Fragmento del documento:
====

Mermar las protecciones para las patentes tiene consecuencias trascendentales.
Tomemos como ejemplo el “ARN mensajero”, la plataforma de tecnología que sirve de base para las vacunas de Pfizer/BioNTech y Moderna. Ozlem Tureci y Ugur Sahin, el equipo de marido y mujer que está al mando de BioNTech, comenzaron a explorar el uso del ARNm hace más de 25 años y fundaron su empresa en 2008. En teoría, el ARNm puede enseñarle al cuerpo a diseñar proteínas, incluidas las que aumentan la inmunidad en contra de patógenos infecciosos, cánceres y raros padecimientos genéticos. Sin embargo, las vacunas para la COVID-19 son las primeras aplicaciones verdaderamente exitosas de esta tecnología. Los científicos ansiosos por explorar los usos futuros del ARNm tendrán problemas para encontrar inversionistas si las protecciones a la propiedad intelectual les son arrebatadas cuando otros lo consideren necesario.
Quienes critican los derechos de propiedad intelectual citan la inversión pública en investigación como una razón para renunciar a las protecciones para las patentes. Señalan de manera correcta que los gobiernos financian las primeras etapas de las investigaciones importantes en todas las ciencias. Es verdad que, sin el financiamiento público de agencias como la Autoridad de Investigación y Desarrollo Biomédico Avanzado de Estados Unidos o el Ministerio Federal de Educación e Investigación de Alemania, las farmacéuticas de todo el mundo no podrían haber desarrollado las vacunas contra la COVID-19 con tal rapidez. Sin embargo, en este caso, el financiamiento en esencia sirvió para reducir riesgos y acelerar los tiempos de producción: los científicos del sector privado siguen siendo el motor de la investigación y el desarrollo. Además, los gobiernos no tienen el dinero ni la tolerancia al riesgo para asumir el papel de los negocios en el desarrollo de medicinas que estén listas para su venta en farmacias.

====

Material de estudio:
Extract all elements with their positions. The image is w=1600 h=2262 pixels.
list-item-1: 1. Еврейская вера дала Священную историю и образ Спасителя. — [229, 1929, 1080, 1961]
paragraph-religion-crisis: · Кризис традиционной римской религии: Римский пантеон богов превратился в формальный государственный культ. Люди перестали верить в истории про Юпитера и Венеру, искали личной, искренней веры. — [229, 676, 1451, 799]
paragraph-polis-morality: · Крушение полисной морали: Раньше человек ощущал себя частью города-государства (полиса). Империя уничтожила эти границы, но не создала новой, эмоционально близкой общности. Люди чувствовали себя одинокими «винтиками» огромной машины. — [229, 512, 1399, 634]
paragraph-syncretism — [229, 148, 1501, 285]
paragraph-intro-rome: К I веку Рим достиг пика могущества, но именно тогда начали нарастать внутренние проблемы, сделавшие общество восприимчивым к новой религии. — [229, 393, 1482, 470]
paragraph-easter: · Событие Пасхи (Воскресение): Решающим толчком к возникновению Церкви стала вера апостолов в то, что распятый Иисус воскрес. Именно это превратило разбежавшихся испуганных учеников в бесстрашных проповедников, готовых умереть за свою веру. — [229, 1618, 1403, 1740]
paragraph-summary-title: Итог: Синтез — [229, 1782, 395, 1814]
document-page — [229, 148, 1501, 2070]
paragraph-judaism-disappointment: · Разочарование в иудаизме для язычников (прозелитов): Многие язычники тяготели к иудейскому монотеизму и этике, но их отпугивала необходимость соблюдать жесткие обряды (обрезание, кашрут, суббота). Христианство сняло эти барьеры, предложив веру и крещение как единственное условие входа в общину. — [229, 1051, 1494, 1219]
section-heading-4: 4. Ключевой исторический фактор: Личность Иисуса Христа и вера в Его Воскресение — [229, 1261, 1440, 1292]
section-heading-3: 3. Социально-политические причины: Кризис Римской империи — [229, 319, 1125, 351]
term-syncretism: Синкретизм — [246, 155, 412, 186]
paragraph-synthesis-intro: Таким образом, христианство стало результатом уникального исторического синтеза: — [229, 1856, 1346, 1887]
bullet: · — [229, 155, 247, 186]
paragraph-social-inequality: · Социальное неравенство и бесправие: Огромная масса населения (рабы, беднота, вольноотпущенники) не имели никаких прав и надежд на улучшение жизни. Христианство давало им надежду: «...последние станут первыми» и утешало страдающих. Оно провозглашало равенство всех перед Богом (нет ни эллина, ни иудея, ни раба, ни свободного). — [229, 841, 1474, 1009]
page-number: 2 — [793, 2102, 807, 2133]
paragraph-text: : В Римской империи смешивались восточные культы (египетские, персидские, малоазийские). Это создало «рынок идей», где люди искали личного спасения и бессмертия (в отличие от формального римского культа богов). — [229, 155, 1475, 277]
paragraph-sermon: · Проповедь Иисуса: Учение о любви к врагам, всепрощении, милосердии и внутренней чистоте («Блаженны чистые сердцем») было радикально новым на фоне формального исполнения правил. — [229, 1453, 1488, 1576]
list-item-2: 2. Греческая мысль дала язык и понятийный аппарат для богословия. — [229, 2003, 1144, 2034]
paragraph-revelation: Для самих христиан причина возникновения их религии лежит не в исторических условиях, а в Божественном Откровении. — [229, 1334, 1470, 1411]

====

Consigna 1:
Responde las siguientes preguntas sobre el fragmento del documento y marca cada respuesta con la misma letra:
(a) ¿En qué año fundaron su empresa Ozlem Tureci y Ugur Sahin?
(b) ¿Qué agencia de Estados Unidos aparece como fuente de financiamiento público?
(c) ¿Qué dos cosas no tienen los gobiernos para asumir el papel de los negocios en el desarrollo de medicinas?
Consigna 2:
Resume el fragmento del documento en dos oraciones.

Respuesta 1:
(a) En 2008.
(b) La Autoridad de Investigación y Desarrollo Biomédico Avanzado de Estados Unidos.
(c) El dinero y la tolerancia al riesgo.

Respuesta 2:
Mermar las protecciones para las patentes tiene consecuencias trascendentales: los científicos que quieran explorar usos futuros del ARNm, la tecnología en la que se basan las vacunas de Pfizer/BioNTech y Moderna, tendrán problemas para encontrar inversionistas si pierden la propiedad intelectual. El financiamiento público permitió desarrollar rápido las vacunas contra la COVID-19, pero en esencia sirvió para reducir riesgos y acelerar la producción; el sector privado sigue siendo el motor de la investigación, y los gobiernos no tienen el dinero ni la tolerancia al riesgo para asumir el papel de los negocios.